Part of a data file —
****************
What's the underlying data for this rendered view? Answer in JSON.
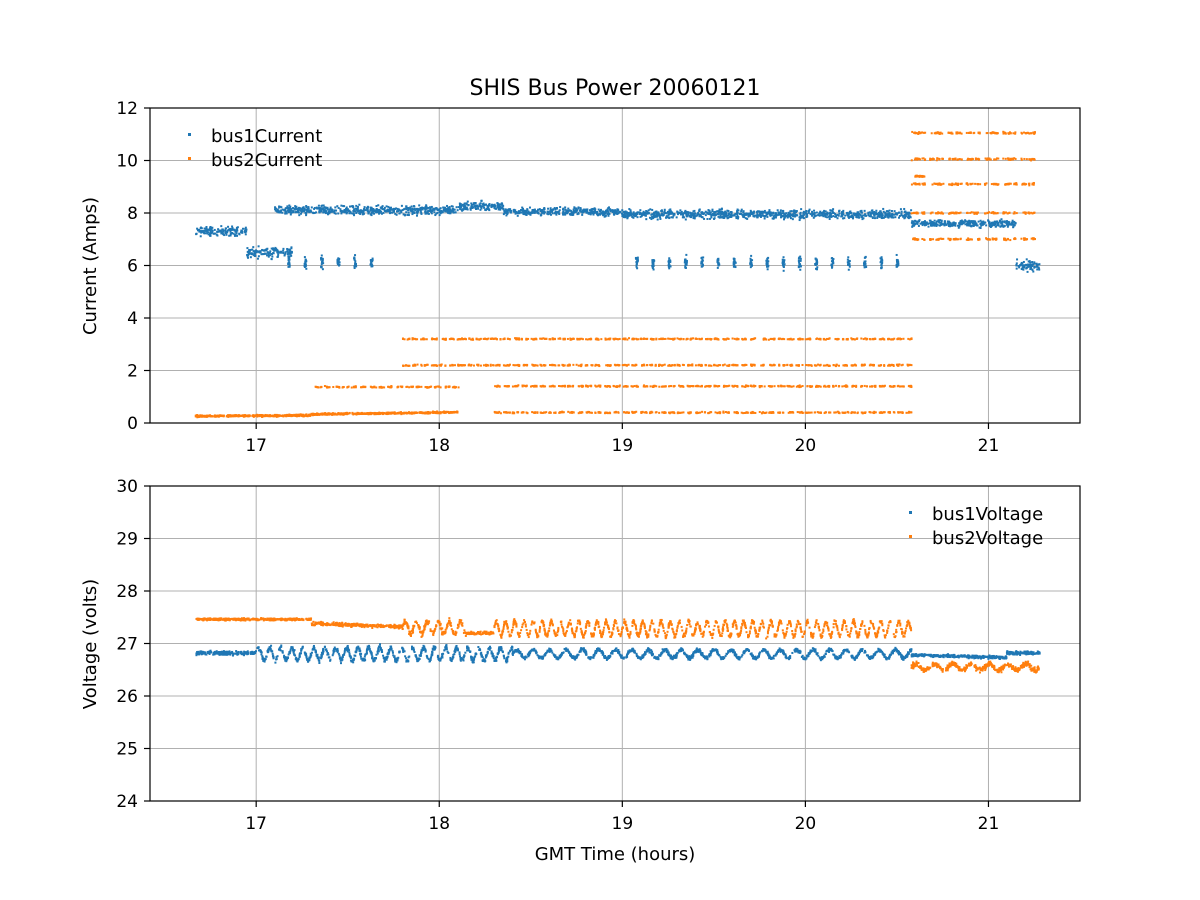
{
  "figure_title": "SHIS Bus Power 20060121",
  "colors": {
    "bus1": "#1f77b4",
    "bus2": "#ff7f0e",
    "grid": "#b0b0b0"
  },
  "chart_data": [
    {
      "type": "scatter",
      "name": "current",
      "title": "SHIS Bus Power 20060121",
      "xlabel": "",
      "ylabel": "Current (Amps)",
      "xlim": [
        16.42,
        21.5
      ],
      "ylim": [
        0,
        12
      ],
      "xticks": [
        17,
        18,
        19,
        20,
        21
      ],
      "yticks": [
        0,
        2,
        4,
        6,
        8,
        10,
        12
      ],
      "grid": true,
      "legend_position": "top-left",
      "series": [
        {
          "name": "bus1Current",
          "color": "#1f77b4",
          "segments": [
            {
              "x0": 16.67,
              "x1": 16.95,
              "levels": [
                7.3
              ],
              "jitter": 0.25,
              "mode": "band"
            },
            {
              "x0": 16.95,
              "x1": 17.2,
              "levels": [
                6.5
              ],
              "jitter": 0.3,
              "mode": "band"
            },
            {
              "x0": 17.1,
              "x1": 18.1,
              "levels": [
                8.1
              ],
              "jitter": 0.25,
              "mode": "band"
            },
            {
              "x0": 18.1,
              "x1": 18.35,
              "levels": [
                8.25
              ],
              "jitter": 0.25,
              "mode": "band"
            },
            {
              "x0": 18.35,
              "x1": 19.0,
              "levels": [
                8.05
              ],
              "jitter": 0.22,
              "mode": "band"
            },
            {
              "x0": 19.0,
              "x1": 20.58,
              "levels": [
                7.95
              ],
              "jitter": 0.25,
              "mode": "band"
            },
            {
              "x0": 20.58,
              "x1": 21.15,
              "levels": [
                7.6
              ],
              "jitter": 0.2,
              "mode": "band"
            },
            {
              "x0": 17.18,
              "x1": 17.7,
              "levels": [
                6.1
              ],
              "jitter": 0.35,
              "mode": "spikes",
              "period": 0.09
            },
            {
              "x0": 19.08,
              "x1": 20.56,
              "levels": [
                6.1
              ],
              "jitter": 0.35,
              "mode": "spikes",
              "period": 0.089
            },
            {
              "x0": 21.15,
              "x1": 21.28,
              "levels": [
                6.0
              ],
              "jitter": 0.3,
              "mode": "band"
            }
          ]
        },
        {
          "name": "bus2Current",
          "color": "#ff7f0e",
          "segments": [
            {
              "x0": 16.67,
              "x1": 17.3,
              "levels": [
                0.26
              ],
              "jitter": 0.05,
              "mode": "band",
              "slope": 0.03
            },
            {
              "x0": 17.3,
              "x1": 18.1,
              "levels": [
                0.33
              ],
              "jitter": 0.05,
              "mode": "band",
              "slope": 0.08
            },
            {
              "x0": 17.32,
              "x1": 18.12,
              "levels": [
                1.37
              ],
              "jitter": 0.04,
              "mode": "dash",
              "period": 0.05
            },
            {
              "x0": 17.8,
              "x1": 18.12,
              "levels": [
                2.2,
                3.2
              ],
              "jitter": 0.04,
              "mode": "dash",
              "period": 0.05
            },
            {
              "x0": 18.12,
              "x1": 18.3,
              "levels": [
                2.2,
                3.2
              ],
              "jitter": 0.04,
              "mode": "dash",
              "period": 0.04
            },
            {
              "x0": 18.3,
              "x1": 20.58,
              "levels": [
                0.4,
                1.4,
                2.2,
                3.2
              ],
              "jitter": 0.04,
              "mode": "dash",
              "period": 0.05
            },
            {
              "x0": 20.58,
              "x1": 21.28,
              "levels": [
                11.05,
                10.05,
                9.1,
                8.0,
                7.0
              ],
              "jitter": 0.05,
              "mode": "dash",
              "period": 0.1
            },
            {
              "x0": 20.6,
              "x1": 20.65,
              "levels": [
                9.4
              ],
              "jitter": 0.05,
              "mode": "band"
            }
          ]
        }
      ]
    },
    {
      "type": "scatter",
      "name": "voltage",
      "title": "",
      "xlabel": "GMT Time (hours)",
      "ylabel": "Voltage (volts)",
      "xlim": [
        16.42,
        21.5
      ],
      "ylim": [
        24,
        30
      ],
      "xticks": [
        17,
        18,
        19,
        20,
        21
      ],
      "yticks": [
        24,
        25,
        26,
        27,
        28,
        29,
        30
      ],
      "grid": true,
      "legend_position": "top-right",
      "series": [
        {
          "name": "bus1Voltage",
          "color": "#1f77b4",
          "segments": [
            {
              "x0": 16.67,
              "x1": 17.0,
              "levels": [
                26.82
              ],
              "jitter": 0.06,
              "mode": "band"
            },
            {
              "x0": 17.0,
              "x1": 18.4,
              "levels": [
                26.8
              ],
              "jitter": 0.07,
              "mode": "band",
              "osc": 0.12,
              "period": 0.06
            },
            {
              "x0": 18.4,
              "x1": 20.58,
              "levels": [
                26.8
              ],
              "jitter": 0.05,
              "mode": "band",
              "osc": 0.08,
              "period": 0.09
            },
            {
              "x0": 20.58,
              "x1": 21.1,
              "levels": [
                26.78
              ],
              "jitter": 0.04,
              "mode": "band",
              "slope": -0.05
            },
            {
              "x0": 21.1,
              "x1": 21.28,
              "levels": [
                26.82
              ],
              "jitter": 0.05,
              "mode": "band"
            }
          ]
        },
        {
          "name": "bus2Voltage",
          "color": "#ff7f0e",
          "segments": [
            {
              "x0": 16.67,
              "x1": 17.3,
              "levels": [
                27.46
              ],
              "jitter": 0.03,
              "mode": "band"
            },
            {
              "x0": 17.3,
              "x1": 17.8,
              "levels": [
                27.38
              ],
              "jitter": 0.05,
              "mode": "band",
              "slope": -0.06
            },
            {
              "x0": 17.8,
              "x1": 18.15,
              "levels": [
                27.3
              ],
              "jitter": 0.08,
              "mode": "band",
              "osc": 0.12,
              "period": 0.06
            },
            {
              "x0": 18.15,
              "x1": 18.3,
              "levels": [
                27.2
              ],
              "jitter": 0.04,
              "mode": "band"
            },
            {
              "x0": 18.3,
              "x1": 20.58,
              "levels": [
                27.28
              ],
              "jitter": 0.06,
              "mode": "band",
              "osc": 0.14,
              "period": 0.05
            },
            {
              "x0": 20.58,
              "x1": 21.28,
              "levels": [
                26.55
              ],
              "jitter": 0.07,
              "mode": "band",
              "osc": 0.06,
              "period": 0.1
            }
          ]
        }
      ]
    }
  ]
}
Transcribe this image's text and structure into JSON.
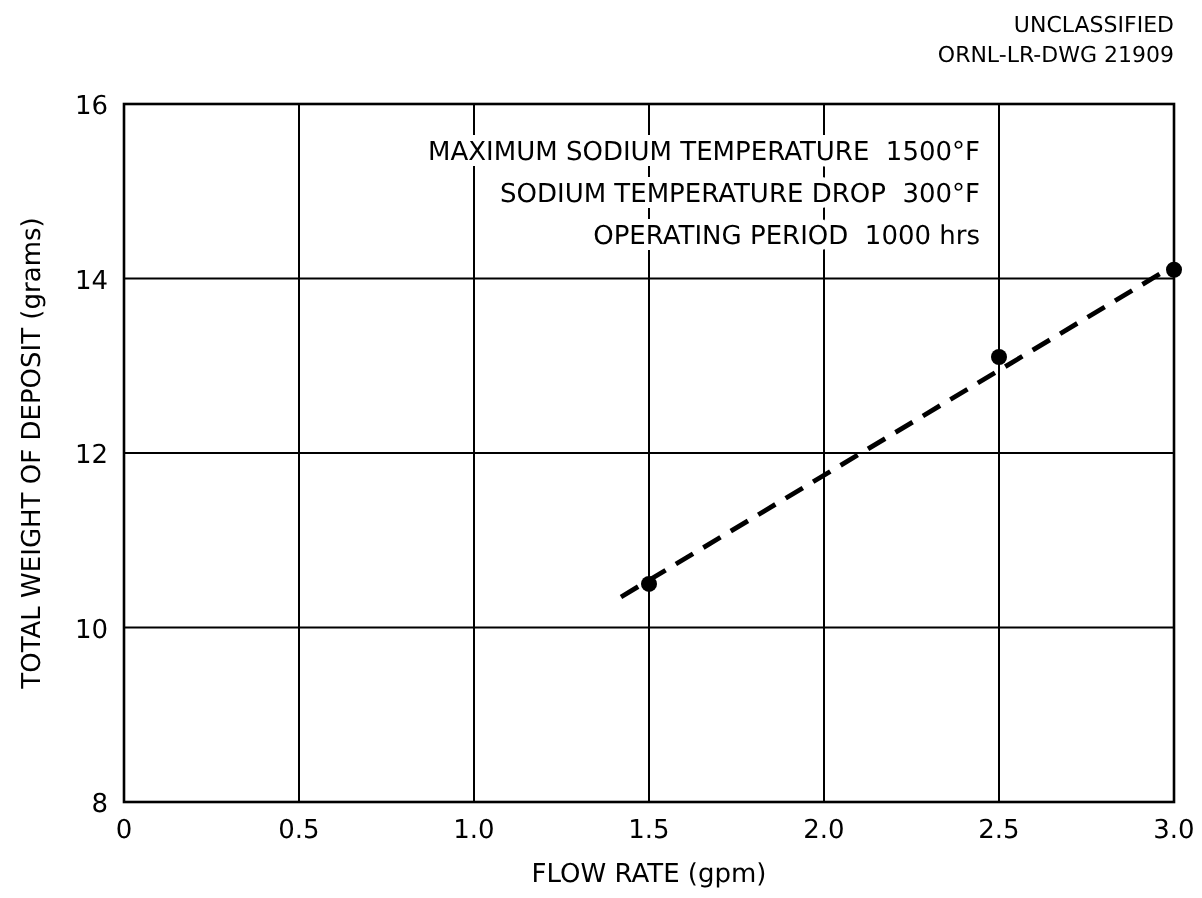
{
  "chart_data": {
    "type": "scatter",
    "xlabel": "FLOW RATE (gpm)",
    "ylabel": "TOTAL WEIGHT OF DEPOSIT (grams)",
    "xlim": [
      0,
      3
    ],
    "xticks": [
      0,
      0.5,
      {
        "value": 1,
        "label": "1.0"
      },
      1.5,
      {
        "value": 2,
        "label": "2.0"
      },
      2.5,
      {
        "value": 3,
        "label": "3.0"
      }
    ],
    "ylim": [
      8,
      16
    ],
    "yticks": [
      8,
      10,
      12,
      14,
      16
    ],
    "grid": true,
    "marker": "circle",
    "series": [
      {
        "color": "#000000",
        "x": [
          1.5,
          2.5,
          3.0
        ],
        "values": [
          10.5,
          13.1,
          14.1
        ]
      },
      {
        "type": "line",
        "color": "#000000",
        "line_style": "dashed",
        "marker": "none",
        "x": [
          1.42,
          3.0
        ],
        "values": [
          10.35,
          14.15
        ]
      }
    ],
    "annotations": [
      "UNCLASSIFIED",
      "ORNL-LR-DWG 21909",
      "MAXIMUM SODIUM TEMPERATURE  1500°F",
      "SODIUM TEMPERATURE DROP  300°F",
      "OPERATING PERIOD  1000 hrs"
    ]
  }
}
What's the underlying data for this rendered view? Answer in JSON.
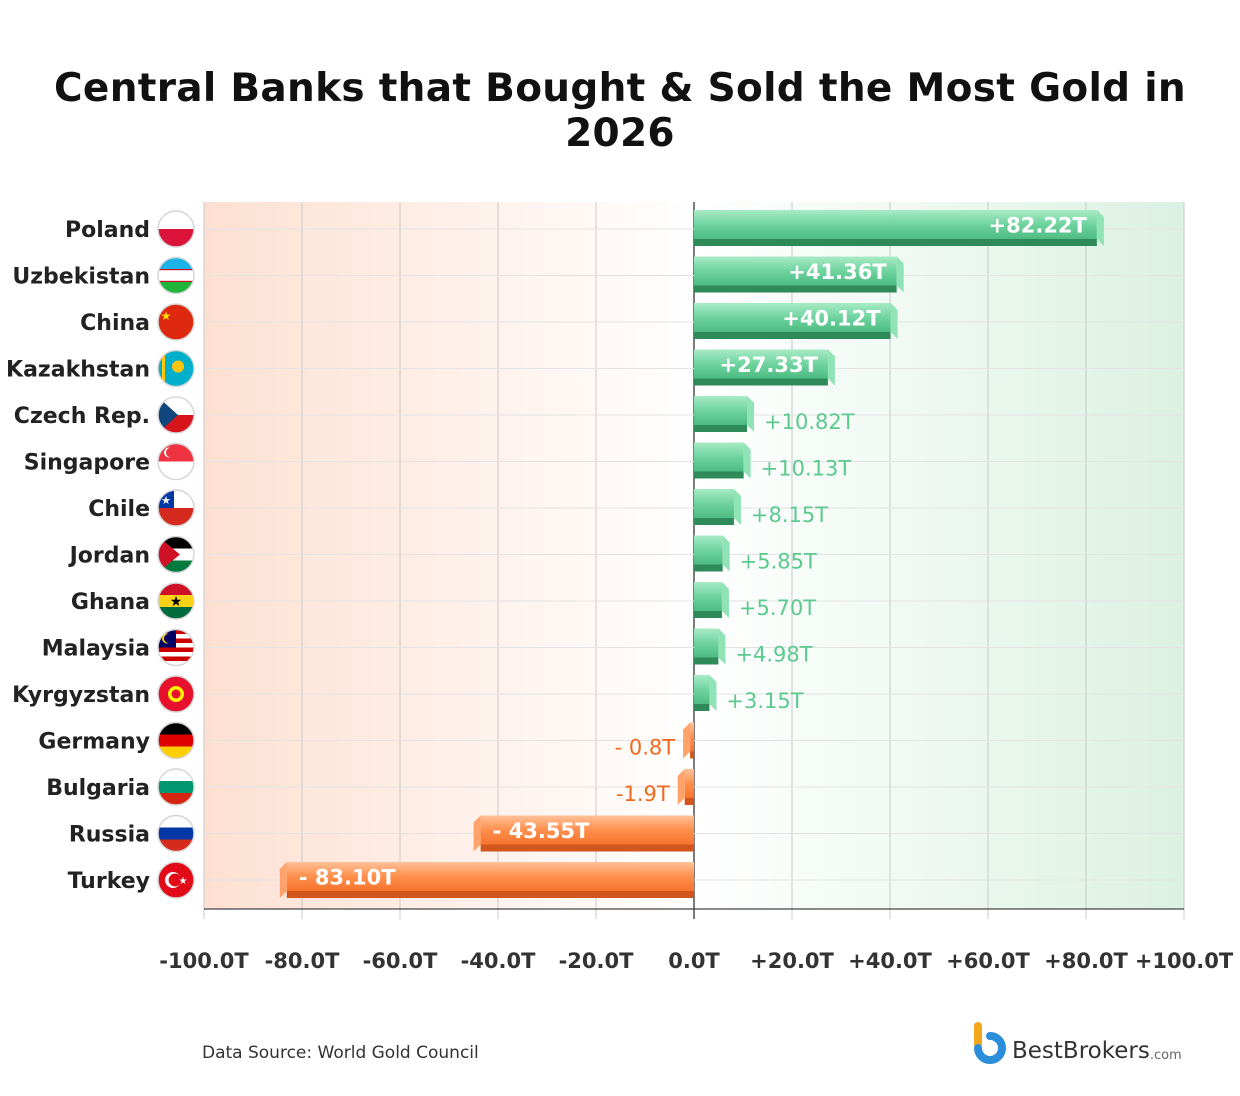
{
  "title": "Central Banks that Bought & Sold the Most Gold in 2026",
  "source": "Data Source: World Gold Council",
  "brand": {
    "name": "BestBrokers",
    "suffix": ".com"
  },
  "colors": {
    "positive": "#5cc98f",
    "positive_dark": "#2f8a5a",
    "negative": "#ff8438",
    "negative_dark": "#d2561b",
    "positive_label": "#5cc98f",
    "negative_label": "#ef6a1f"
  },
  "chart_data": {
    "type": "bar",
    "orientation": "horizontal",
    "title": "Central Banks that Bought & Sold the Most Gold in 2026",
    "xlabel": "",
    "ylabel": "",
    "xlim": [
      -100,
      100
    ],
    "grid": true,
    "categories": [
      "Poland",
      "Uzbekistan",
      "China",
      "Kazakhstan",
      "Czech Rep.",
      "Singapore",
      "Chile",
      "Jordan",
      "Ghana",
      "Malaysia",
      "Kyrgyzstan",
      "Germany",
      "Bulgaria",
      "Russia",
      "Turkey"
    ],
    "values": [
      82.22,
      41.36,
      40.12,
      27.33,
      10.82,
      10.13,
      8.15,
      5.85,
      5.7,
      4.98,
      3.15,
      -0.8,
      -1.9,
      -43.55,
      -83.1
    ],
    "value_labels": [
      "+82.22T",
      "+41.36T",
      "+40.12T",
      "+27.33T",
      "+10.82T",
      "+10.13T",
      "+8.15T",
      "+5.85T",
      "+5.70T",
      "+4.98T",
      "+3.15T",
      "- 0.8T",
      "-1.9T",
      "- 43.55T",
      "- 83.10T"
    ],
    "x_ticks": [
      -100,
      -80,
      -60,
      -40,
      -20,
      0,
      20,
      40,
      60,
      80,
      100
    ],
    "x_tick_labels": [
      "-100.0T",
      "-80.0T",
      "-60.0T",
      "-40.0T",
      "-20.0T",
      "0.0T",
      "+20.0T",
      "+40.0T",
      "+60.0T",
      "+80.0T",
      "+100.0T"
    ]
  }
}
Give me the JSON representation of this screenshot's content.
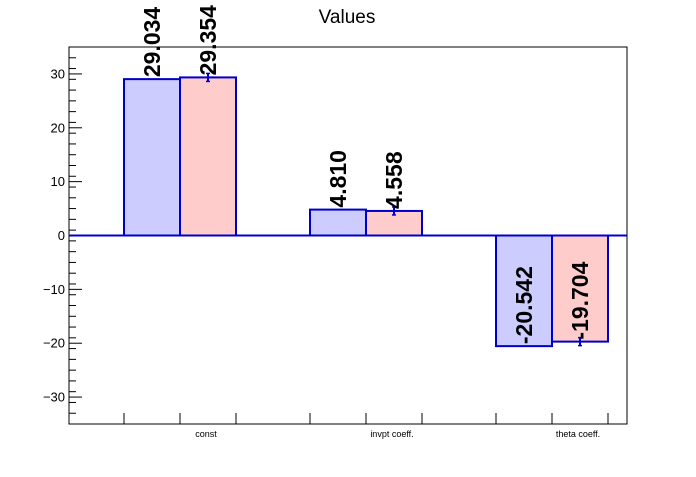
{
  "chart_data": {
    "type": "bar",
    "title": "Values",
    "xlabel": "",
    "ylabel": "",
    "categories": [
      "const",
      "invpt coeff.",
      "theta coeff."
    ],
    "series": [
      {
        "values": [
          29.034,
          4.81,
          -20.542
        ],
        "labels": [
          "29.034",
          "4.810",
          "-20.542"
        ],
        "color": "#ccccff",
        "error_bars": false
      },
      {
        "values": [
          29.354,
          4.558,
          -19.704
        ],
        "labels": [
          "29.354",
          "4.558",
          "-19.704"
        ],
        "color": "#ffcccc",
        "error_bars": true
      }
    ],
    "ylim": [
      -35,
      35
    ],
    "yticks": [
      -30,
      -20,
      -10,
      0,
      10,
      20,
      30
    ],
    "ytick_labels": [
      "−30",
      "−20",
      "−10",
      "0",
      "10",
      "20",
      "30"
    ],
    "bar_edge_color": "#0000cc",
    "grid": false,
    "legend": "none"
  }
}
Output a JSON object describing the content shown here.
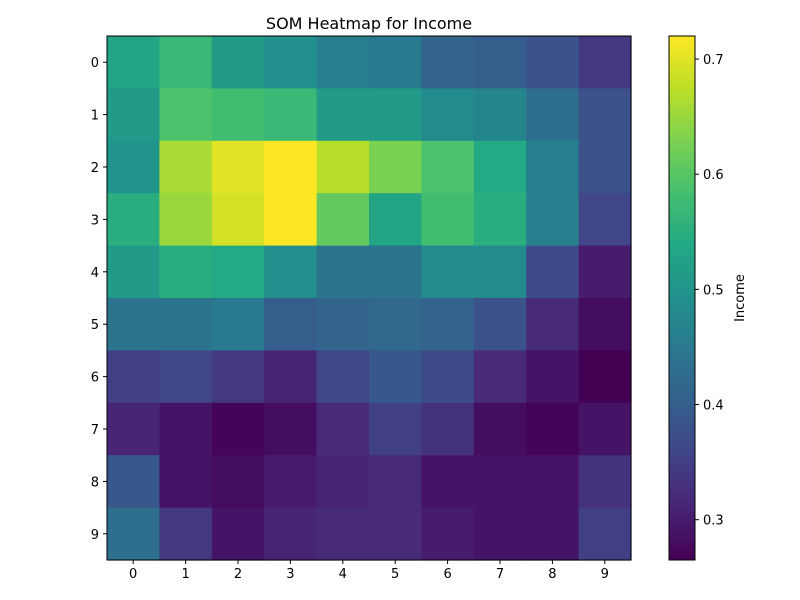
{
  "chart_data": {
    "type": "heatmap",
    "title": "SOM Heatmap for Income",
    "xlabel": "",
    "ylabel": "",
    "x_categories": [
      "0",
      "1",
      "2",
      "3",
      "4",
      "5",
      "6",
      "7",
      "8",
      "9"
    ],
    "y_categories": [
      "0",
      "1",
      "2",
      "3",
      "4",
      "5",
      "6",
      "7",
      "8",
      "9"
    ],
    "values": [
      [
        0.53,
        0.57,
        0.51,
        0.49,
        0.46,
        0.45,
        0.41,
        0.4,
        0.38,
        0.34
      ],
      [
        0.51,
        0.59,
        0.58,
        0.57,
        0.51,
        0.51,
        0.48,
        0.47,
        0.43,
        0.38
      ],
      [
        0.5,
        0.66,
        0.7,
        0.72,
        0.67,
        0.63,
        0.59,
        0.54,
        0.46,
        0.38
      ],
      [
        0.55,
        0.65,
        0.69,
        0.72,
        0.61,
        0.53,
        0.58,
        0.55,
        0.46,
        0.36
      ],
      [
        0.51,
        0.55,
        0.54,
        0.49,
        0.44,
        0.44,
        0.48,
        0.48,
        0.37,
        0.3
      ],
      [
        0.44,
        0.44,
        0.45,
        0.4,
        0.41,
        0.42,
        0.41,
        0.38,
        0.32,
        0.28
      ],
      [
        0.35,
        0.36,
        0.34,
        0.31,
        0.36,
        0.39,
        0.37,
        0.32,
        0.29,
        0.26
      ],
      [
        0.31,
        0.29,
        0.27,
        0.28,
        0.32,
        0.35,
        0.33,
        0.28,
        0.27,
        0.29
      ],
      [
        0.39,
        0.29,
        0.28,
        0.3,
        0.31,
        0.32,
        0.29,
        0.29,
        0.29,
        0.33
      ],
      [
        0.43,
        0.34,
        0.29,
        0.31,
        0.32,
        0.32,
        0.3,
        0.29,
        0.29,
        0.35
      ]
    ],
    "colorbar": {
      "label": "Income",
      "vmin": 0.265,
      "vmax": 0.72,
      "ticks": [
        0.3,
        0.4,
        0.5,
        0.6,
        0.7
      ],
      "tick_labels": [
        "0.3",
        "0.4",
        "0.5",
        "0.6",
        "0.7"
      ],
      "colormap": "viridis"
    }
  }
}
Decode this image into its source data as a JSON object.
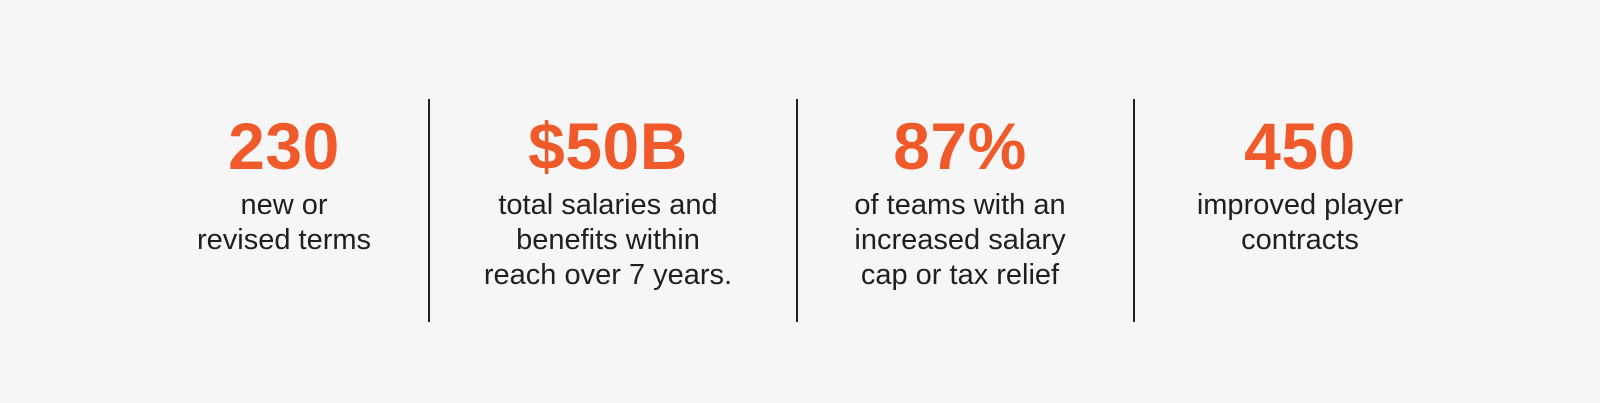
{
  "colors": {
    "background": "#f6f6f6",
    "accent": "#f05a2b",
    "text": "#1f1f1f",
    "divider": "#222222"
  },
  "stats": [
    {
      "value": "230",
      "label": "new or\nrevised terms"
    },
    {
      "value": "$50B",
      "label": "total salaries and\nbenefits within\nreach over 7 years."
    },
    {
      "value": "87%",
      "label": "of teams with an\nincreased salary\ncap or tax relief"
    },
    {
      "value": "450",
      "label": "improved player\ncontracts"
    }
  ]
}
****************
Work to do — Retype, without any picture, exactly the lines from the one with "Decode this image" through the end of the entries, inclusive.

Final result —
Decode this image into its source data as a JSON object.
{
  "colors": {
    "background": "#f6f6f6",
    "accent": "#f05a2b",
    "text": "#1f1f1f",
    "divider": "#222222"
  },
  "stats": [
    {
      "value": "230",
      "label": "new or\nrevised terms"
    },
    {
      "value": "$50B",
      "label": "total salaries and\nbenefits within\nreach over 7 years."
    },
    {
      "value": "87%",
      "label": "of teams with an\nincreased salary\ncap or tax relief"
    },
    {
      "value": "450",
      "label": "improved player\ncontracts"
    }
  ]
}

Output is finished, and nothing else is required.